**REQUIRED WORK:** Output every line of the data below without changing anything.

-- Start of ENTRIES --

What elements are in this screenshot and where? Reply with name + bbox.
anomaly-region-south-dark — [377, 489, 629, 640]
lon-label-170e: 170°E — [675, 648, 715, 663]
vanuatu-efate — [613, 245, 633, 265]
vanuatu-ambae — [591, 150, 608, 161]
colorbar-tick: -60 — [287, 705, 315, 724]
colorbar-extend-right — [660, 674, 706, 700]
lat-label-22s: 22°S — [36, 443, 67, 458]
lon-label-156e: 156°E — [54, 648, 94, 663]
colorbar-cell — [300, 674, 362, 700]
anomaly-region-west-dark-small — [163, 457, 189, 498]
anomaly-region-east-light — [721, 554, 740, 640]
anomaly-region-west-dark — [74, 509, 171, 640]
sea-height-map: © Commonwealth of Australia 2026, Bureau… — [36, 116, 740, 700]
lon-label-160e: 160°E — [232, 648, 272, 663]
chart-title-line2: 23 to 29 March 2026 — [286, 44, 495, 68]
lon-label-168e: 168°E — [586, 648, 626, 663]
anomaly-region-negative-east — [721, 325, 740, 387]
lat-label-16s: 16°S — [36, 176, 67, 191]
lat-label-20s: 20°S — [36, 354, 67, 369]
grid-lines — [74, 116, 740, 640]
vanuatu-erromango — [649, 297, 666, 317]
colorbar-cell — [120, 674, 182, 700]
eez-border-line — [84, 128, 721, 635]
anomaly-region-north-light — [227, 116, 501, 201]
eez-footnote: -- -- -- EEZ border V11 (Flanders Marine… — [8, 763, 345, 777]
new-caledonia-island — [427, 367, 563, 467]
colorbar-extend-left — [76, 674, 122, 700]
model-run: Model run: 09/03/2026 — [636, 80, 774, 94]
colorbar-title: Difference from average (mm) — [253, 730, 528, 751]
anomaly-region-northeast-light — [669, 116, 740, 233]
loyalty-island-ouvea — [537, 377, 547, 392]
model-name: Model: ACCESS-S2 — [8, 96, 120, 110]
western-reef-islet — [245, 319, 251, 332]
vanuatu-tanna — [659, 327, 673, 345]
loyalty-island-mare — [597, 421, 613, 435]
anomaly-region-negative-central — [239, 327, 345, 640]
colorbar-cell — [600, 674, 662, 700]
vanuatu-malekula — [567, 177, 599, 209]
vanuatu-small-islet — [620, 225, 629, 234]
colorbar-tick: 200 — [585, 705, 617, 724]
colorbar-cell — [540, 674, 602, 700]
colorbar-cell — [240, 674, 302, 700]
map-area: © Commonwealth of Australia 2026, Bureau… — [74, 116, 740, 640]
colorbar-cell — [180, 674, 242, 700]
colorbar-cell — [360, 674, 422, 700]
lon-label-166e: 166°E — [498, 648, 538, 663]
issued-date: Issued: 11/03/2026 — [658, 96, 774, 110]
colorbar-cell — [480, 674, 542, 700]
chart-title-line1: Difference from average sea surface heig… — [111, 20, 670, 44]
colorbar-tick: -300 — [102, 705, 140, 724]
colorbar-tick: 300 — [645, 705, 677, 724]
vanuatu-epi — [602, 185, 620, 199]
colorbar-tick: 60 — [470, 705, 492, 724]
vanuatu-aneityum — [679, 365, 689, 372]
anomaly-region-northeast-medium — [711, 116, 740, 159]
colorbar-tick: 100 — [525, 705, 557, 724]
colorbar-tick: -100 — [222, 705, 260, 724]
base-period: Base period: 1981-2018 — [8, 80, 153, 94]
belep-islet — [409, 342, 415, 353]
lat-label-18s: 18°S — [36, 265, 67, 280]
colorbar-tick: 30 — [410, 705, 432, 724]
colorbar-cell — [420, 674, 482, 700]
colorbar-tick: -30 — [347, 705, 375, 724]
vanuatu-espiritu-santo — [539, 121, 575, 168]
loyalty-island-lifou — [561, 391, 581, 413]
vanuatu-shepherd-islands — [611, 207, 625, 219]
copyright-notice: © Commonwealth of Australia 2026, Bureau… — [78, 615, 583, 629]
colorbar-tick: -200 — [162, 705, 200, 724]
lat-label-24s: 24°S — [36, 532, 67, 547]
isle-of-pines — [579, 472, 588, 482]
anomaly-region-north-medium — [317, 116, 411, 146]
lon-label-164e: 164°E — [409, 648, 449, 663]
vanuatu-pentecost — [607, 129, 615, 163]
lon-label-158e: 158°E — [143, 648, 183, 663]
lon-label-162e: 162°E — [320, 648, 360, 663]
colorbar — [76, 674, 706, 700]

-- End of ENTRIES --

**EXERCISE SOLUTION:**
What elements are in this screenshot and where? Reply with name + bbox.
anomaly-region-south-dark — [377, 489, 629, 640]
lon-label-170e: 170°E — [675, 648, 715, 663]
vanuatu-efate — [613, 245, 633, 265]
vanuatu-ambae — [591, 150, 608, 161]
colorbar-tick: -60 — [287, 705, 315, 724]
colorbar-extend-right — [660, 674, 706, 700]
lat-label-22s: 22°S — [36, 443, 67, 458]
lon-label-156e: 156°E — [54, 648, 94, 663]
colorbar-cell — [300, 674, 362, 700]
anomaly-region-west-dark-small — [163, 457, 189, 498]
anomaly-region-east-light — [721, 554, 740, 640]
anomaly-region-west-dark — [74, 509, 171, 640]
sea-height-map: © Commonwealth of Australia 2026, Bureau… — [36, 116, 740, 700]
lon-label-160e: 160°E — [232, 648, 272, 663]
chart-title-line2: 23 to 29 March 2026 — [286, 44, 495, 68]
lon-label-168e: 168°E — [586, 648, 626, 663]
anomaly-region-negative-east — [721, 325, 740, 387]
lat-label-16s: 16°S — [36, 176, 67, 191]
lat-label-20s: 20°S — [36, 354, 67, 369]
grid-lines — [74, 116, 740, 640]
vanuatu-erromango — [649, 297, 666, 317]
colorbar-cell — [120, 674, 182, 700]
eez-border-line — [84, 128, 721, 635]
anomaly-region-north-light — [227, 116, 501, 201]
eez-footnote: -- -- -- EEZ border V11 (Flanders Marine… — [8, 763, 345, 777]
new-caledonia-island — [427, 367, 563, 467]
colorbar-extend-left — [76, 674, 122, 700]
model-run: Model run: 09/03/2026 — [636, 80, 774, 94]
colorbar-title: Difference from average (mm) — [253, 730, 528, 751]
anomaly-region-northeast-light — [669, 116, 740, 233]
loyalty-island-ouvea — [537, 377, 547, 392]
model-name: Model: ACCESS-S2 — [8, 96, 120, 110]
western-reef-islet — [245, 319, 251, 332]
vanuatu-tanna — [659, 327, 673, 345]
loyalty-island-mare — [597, 421, 613, 435]
anomaly-region-negative-central — [239, 327, 345, 640]
colorbar-cell — [600, 674, 662, 700]
vanuatu-malekula — [567, 177, 599, 209]
vanuatu-small-islet — [620, 225, 629, 234]
colorbar-tick: 200 — [585, 705, 617, 724]
colorbar-cell — [540, 674, 602, 700]
colorbar-cell — [240, 674, 302, 700]
map-area: © Commonwealth of Australia 2026, Bureau… — [74, 116, 740, 640]
colorbar-cell — [180, 674, 242, 700]
colorbar-cell — [360, 674, 422, 700]
lon-label-166e: 166°E — [498, 648, 538, 663]
issued-date: Issued: 11/03/2026 — [658, 96, 774, 110]
colorbar-cell — [480, 674, 542, 700]
chart-title-line1: Difference from average sea surface heig… — [111, 20, 670, 44]
colorbar-tick: -300 — [102, 705, 140, 724]
colorbar-tick: 300 — [645, 705, 677, 724]
vanuatu-epi — [602, 185, 620, 199]
colorbar-tick: 60 — [470, 705, 492, 724]
vanuatu-aneityum — [679, 365, 689, 372]
anomaly-region-northeast-medium — [711, 116, 740, 159]
colorbar-tick: 100 — [525, 705, 557, 724]
colorbar-tick: -100 — [222, 705, 260, 724]
base-period: Base period: 1981-2018 — [8, 80, 153, 94]
belep-islet — [409, 342, 415, 353]
lat-label-18s: 18°S — [36, 265, 67, 280]
colorbar-tick: 30 — [410, 705, 432, 724]
colorbar-cell — [420, 674, 482, 700]
colorbar-tick: -30 — [347, 705, 375, 724]
vanuatu-espiritu-santo — [539, 121, 575, 168]
loyalty-island-lifou — [561, 391, 581, 413]
vanuatu-shepherd-islands — [611, 207, 625, 219]
copyright-notice: © Commonwealth of Australia 2026, Bureau… — [78, 615, 583, 629]
colorbar-tick: -200 — [162, 705, 200, 724]
lat-label-24s: 24°S — [36, 532, 67, 547]
isle-of-pines — [579, 472, 588, 482]
anomaly-region-north-medium — [317, 116, 411, 146]
lon-label-164e: 164°E — [409, 648, 449, 663]
vanuatu-pentecost — [607, 129, 615, 163]
lon-label-158e: 158°E — [143, 648, 183, 663]
lon-label-162e: 162°E — [320, 648, 360, 663]
colorbar — [76, 674, 706, 700]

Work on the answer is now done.